### Problem
Every line of the material that follows must be printed again exactly.

--------------------------------------------------

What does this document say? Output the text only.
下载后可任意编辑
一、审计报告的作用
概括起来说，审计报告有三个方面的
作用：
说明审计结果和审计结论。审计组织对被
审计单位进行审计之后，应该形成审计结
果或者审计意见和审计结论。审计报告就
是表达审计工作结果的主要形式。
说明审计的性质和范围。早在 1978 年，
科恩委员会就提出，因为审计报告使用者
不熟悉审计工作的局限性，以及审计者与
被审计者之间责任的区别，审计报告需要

--------------------------------------------------

### Answer
What does this document say? Output the text only.
下载后可任意编辑
一、审计报告的作用
概括起来说，审计报告有三个方面的
作用：
说明审计结果和审计结论。审计组织对被
审计单位进行审计之后，应该形成审计结
果或者审计意见和审计结论。审计报告就
是表达审计工作结果的主要形式。
说明审计的性质和范围。早在 1978 年，
科恩委员会就提出，因为审计报告使用者
不熟悉审计工作的局限性，以及审计者与
被审计者之间责任的区别，审计报告需要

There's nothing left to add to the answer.